##### PROVIDED DATA #####

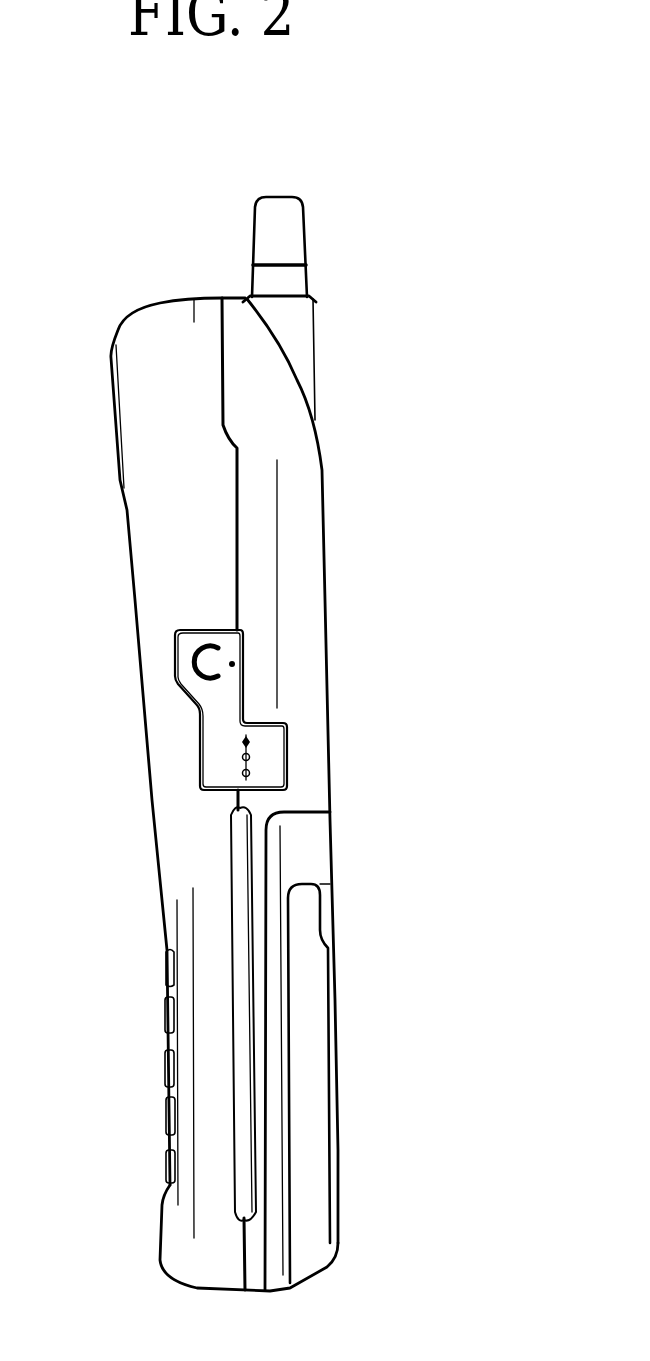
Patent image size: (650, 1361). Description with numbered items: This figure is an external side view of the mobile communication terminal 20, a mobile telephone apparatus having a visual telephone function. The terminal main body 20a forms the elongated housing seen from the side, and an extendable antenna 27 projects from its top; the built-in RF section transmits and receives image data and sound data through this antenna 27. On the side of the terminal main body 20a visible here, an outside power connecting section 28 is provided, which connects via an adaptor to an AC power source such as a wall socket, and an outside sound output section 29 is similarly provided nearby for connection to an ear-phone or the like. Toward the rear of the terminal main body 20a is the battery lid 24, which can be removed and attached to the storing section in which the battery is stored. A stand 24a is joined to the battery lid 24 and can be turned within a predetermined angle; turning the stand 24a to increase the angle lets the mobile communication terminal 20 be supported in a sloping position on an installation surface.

The mobile communication terminal 20 is at (423, 291).
The terminal main body 20a is at (325, 598).
The battery lid 24 is at (310, 852).
The stand 24a is at (320, 1140).
The extendable antenna 27 is at (298, 236).
The outside power connecting section 28 is at (280, 740).
The outside sound output section 29 is at (190, 662).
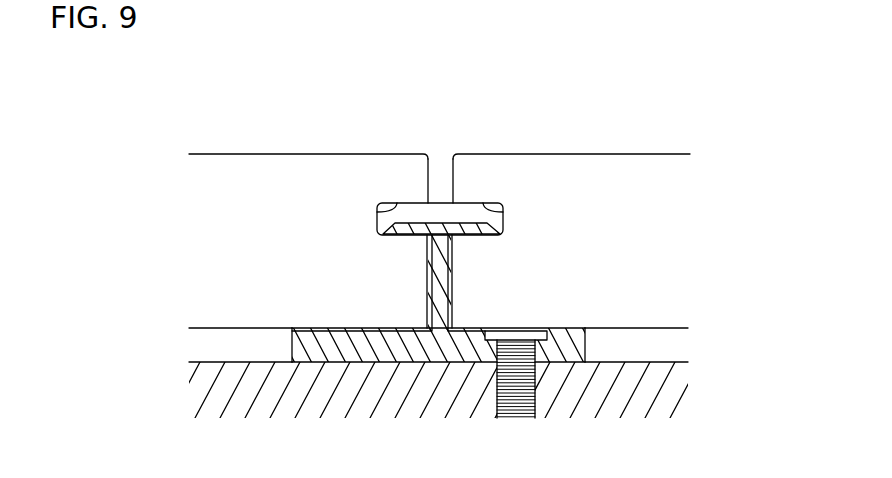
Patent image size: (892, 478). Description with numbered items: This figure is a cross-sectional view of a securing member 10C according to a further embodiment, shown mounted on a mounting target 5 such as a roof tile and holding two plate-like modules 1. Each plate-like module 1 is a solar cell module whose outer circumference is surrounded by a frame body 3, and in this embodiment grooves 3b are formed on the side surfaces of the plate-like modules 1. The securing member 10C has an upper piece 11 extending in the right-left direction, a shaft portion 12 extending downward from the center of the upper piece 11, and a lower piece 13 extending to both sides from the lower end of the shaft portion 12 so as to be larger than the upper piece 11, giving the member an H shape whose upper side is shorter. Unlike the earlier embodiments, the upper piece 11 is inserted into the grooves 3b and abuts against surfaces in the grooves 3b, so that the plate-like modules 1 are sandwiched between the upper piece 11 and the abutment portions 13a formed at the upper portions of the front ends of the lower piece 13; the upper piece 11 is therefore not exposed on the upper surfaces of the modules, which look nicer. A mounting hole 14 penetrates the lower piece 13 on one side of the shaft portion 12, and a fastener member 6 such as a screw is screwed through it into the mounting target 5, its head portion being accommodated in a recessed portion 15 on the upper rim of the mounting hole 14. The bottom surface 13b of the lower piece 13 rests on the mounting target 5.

The plate-like module 1 is at (243, 152).
The frame body 3 is at (279, 181).
The grooves 3b is at (377, 209).
The securing member 10C is at (461, 215).
The upper piece 11 is at (418, 227).
The shaft portion 12 is at (438, 280).
The lower piece 13 is at (360, 350).
The abutment portions 13a is at (292, 328).
The bottom surface 13b is at (382, 384).
The recessed portion 15 is at (463, 329).
The fastener member 6 is at (518, 347).
The mounting hole 14 is at (534, 350).
The mounting target 5 is at (670, 362).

#####

Render the lines of all the items above as a JSON list of strings, one string per line, with blank lines dropped and the pictures left out.

**TASK SOLUTION**
[
  "Patent image size: (650, 1361). Description with numbered items: This figure is an external side view of the mobile communication terminal 20, a mobile telephone apparatus having a visual telephone function. The terminal main body 20a forms the elongated housing seen from the side, and an extendable antenna 27 projects from its top; the built-in RF section transmits and receives image data and sound data through this antenna 27. On the side of the terminal main body 20a visible here, an outside power connecting section 28 is provided, which connects via an adaptor to an AC power source such as a wall socket, and an outside sound output section 29 is similarly provided nearby for connection to an ear-phone or the like. Toward the rear of the terminal main body 20a is the battery lid 24, which can be removed and attached to the storing section in which the battery is stored. A stand 24a is joined to the battery lid 24 and can be turned within a predetermined angle; turning the stand 24a to increase the angle lets the mobile communication terminal 20 be supported in a sloping position on an installation surface.",
  "The mobile communication terminal 20 is at (423, 291).",
  "The terminal main body 20a is at (325, 598).",
  "The battery lid 24 is at (310, 852).",
  "The stand 24a is at (320, 1140).",
  "The extendable antenna 27 is at (298, 236).",
  "The outside power connecting section 28 is at (280, 740).",
  "The outside sound output section 29 is at (190, 662).",
  "Patent image size: (892, 478). Description with numbered items: This figure is a cross-sectional view of a securing member 10C according to a further embodiment, shown mounted on a mounting target 5 such as a roof tile and holding two plate-like modules 1. Each plate-like module 1 is a solar cell module whose outer circumference is surrounded by a frame body 3, and in this embodiment grooves 3b are formed on the side surfaces of the plate-like modules 1. The securing member 10C has an upper piece 11 extending in the right-left direction, a shaft portion 12 extending downward from the center of the upper piece 11, and a lower piece 13 extending to both sides from the lower end of the shaft portion 12 so as to be larger than the upper piece 11, giving the member an H shape whose upper side is shorter. Unlike the earlier embodiments, the upper piece 11 is inserted into the grooves 3b and abuts against surfaces in the grooves 3b, so that the plate-like modules 1 are sandwiched between the upper piece 11 and the abutment portions 13a formed at the upper portions of the front ends of the lower piece 13; the upper piece 11 is therefore not exposed on the upper surfaces of the modules, which look nicer. A mounting hole 14 penetrates the lower piece 13 on one side of the shaft portion 12, and a fastener member 6 such as a screw is screwed through it into the mounting target 5, its head portion being accommodated in a recessed portion 15 on the upper rim of the mounting hole 14. The bottom surface 13b of the lower piece 13 rests on the mounting target 5.",
  "The plate-like module 1 is at (243, 152).",
  "The frame body 3 is at (279, 181).",
  "The grooves 3b is at (377, 209).",
  "The securing member 10C is at (461, 215).",
  "The upper piece 11 is at (418, 227).",
  "The shaft portion 12 is at (438, 280).",
  "The lower piece 13 is at (360, 350).",
  "The abutment portions 13a is at (292, 328).",
  "The bottom surface 13b is at (382, 384).",
  "The recessed portion 15 is at (463, 329).",
  "The fastener member 6 is at (518, 347).",
  "The mounting hole 14 is at (534, 350).",
  "The mounting target 5 is at (670, 362)."
]